* [EXERCISE] For the records that follow, give the number of lines in which the word "invånare" occurs, with nothing added.

* [DATA EXTRACT]
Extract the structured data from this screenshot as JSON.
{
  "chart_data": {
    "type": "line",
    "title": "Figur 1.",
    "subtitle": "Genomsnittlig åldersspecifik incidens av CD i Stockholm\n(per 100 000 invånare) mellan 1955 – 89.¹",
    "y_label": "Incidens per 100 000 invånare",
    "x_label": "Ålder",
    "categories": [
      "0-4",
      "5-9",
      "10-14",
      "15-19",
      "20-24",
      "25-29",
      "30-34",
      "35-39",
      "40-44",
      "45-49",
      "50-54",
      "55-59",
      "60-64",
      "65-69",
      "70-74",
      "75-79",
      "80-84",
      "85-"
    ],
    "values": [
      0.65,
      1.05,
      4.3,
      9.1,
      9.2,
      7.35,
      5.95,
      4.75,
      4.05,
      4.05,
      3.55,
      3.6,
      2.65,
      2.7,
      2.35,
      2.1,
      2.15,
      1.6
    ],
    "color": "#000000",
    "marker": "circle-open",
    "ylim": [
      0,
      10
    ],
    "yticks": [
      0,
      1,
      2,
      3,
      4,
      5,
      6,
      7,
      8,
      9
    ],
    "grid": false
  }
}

* [THE COMPLETED TASK] 2